Begin
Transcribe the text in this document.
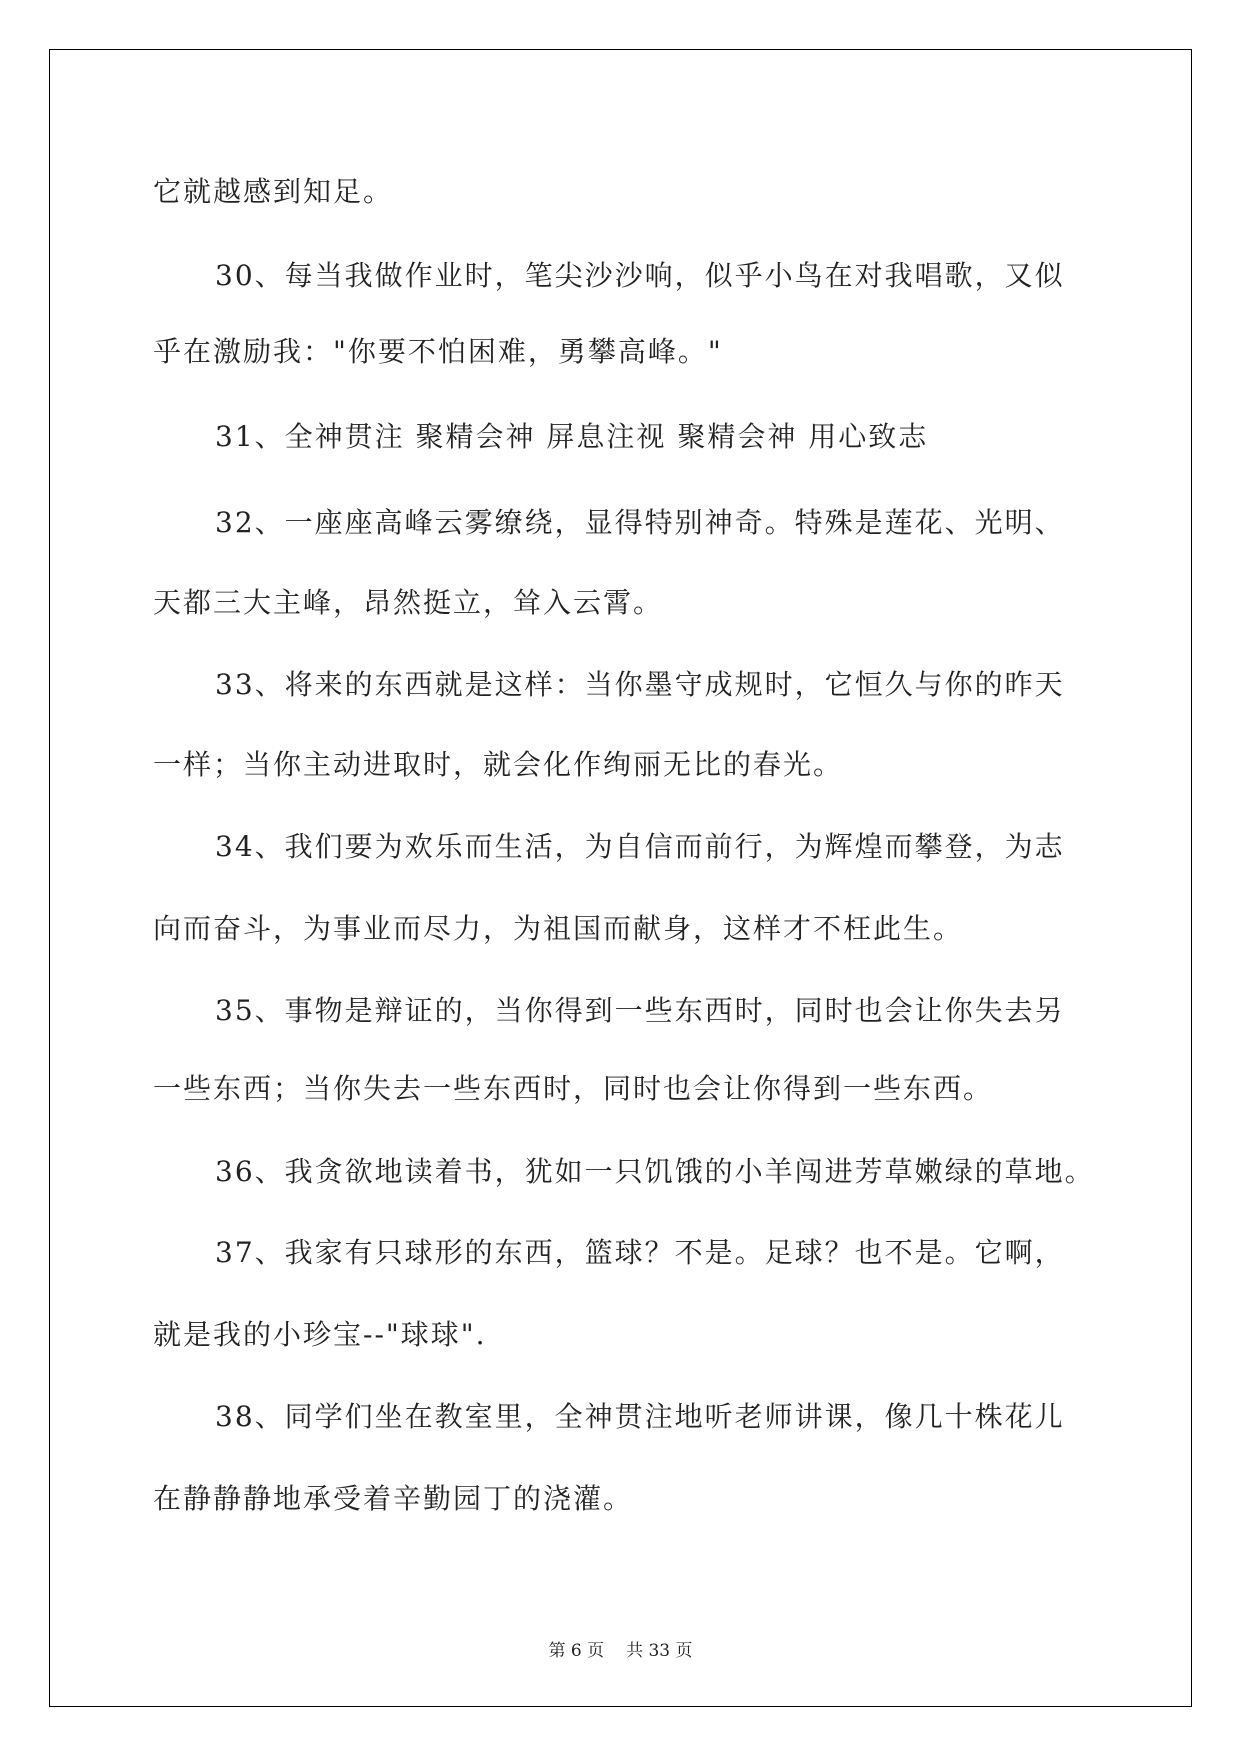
它就越感到知足。
30、每当我做作业时，笔尖沙沙响，似乎小鸟在对我唱歌，又似
乎在激励我："你要不怕困难，勇攀高峰。"
31、全神贯注 聚精会神 屏息注视 聚精会神 用心致志
32、一座座高峰云雾缭绕，显得特别神奇。特殊是莲花、光明、
天都三大主峰，昂然挺立，耸入云霄。
33、将来的东西就是这样：当你墨守成规时，它恒久与你的昨天
一样；当你主动进取时，就会化作绚丽无比的春光。
34、我们要为欢乐而生活，为自信而前行，为辉煌而攀登，为志
向而奋斗，为事业而尽力，为祖国而献身，这样才不枉此生。
35、事物是辩证的，当你得到一些东西时，同时也会让你失去另
一些东西；当你失去一些东西时，同时也会让你得到一些东西。
36、我贪欲地读着书，犹如一只饥饿的小羊闯进芳草嫩绿的草地。
37、我家有只球形的东西，篮球？不是。足球？也不是。它啊，
就是我的小珍宝--"球球".
38、同学们坐在教室里，全神贯注地听老师讲课，像几十株花儿
在静静静地承受着辛勤园丁的浇灌。
第 6 页 共 33 页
End
• Task to complete
Restate each entry word for word, leaving out any pictures.

• Worked solution
Transcribe the text in this document.
它就越感到知足。
30、每当我做作业时，笔尖沙沙响，似乎小鸟在对我唱歌，又似
乎在激励我："你要不怕困难，勇攀高峰。"
31、全神贯注 聚精会神 屏息注视 聚精会神 用心致志
32、一座座高峰云雾缭绕，显得特别神奇。特殊是莲花、光明、
天都三大主峰，昂然挺立，耸入云霄。
33、将来的东西就是这样：当你墨守成规时，它恒久与你的昨天
一样；当你主动进取时，就会化作绚丽无比的春光。
34、我们要为欢乐而生活，为自信而前行，为辉煌而攀登，为志
向而奋斗，为事业而尽力，为祖国而献身，这样才不枉此生。
35、事物是辩证的，当你得到一些东西时，同时也会让你失去另
一些东西；当你失去一些东西时，同时也会让你得到一些东西。
36、我贪欲地读着书，犹如一只饥饿的小羊闯进芳草嫩绿的草地。
37、我家有只球形的东西，篮球？不是。足球？也不是。它啊，
就是我的小珍宝--"球球".
38、同学们坐在教室里，全神贯注地听老师讲课，像几十株花儿
在静静静地承受着辛勤园丁的浇灌。
第 6 页 共 33 页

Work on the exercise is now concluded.